[Data entries for graphics]
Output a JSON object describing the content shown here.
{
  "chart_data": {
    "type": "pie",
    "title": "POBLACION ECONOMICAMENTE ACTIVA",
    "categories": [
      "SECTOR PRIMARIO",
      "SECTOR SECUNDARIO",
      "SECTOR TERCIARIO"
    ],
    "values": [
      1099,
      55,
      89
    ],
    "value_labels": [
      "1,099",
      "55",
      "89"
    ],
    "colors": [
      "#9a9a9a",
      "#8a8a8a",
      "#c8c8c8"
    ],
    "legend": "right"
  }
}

...

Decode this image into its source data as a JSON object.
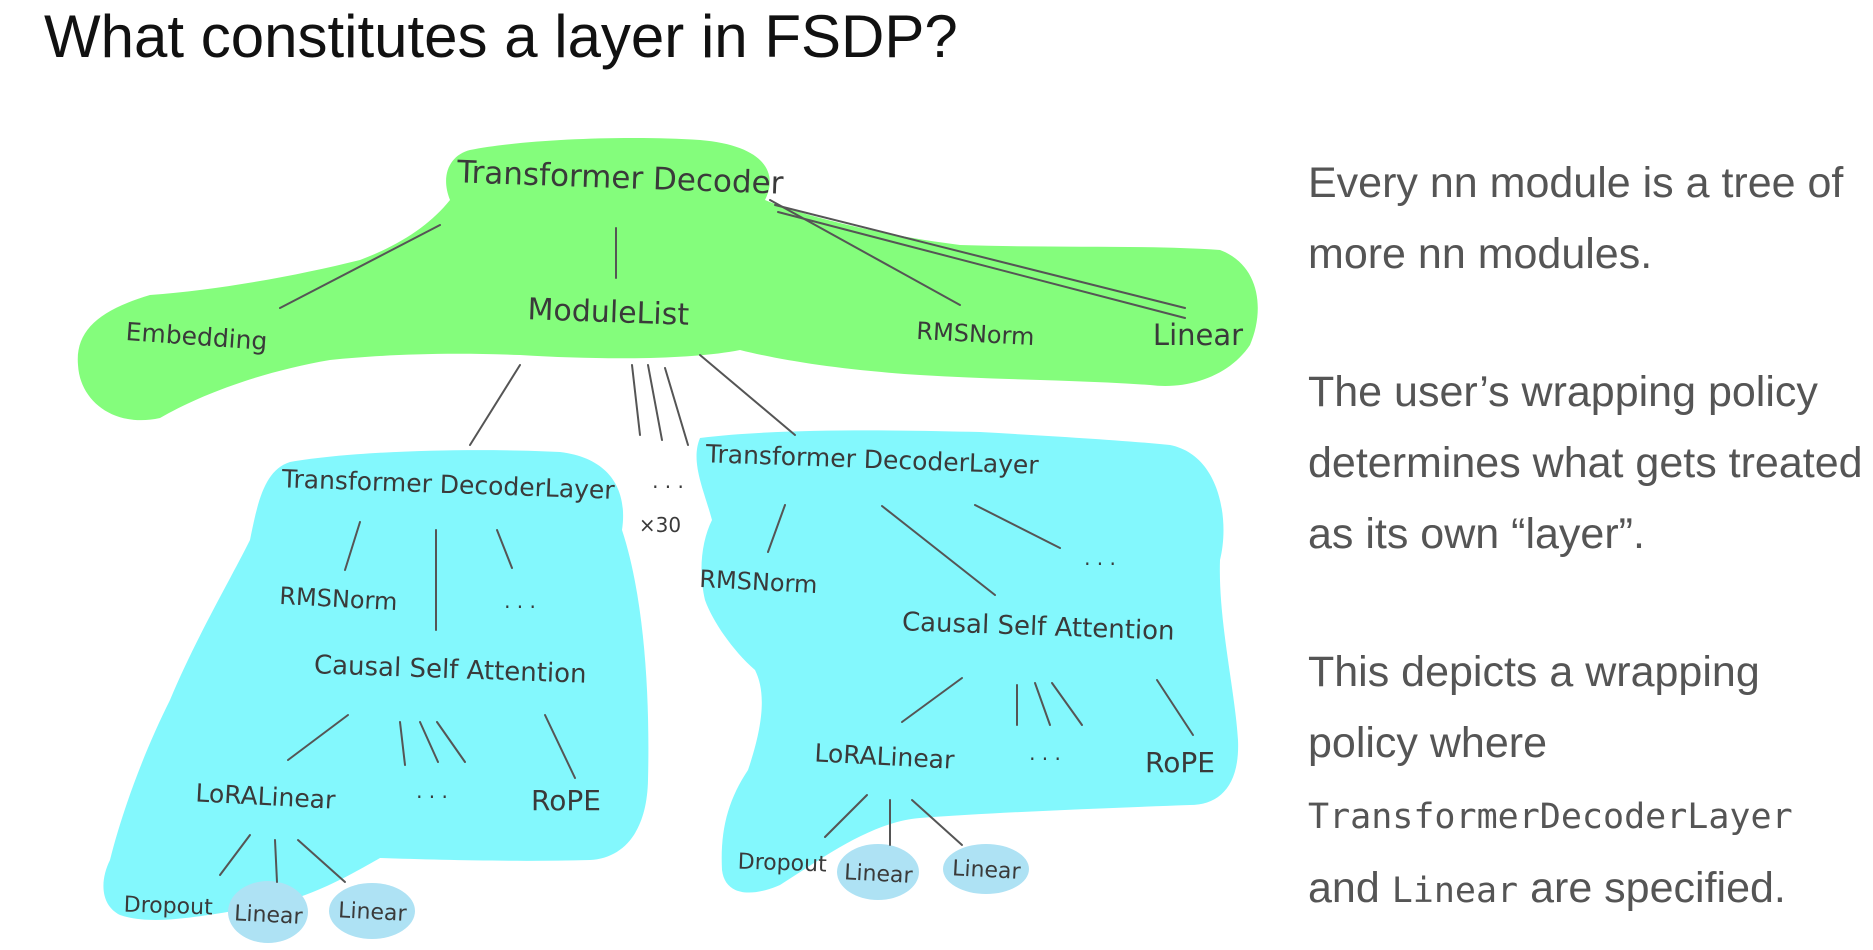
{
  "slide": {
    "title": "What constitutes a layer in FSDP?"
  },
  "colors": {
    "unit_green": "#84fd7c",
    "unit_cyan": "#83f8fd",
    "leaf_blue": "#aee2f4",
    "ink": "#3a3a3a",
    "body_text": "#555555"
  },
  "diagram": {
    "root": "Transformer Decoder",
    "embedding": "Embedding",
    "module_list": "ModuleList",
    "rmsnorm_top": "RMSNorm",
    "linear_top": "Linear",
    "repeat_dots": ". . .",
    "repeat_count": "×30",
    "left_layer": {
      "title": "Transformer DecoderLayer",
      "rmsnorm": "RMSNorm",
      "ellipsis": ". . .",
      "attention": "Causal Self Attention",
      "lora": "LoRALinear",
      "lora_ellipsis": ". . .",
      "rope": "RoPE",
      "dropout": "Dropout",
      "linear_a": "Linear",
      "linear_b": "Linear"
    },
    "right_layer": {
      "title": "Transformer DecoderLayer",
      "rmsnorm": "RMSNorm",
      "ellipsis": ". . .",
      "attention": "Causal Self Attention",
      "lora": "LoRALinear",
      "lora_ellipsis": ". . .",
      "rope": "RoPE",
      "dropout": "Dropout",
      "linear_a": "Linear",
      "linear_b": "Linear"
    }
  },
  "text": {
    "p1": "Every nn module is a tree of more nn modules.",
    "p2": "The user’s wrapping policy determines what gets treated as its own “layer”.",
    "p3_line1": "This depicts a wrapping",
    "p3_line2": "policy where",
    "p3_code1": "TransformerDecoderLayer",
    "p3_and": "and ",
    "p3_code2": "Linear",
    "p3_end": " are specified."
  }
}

-- WORK INSTRUCTIONS --
Go over the data above and copy every line that has the word "object" in it.

-- RESULT FOR THIS EXERCISE --
Output a JSON object describing the content shown here.
Decode this image into its source data as a JSON object.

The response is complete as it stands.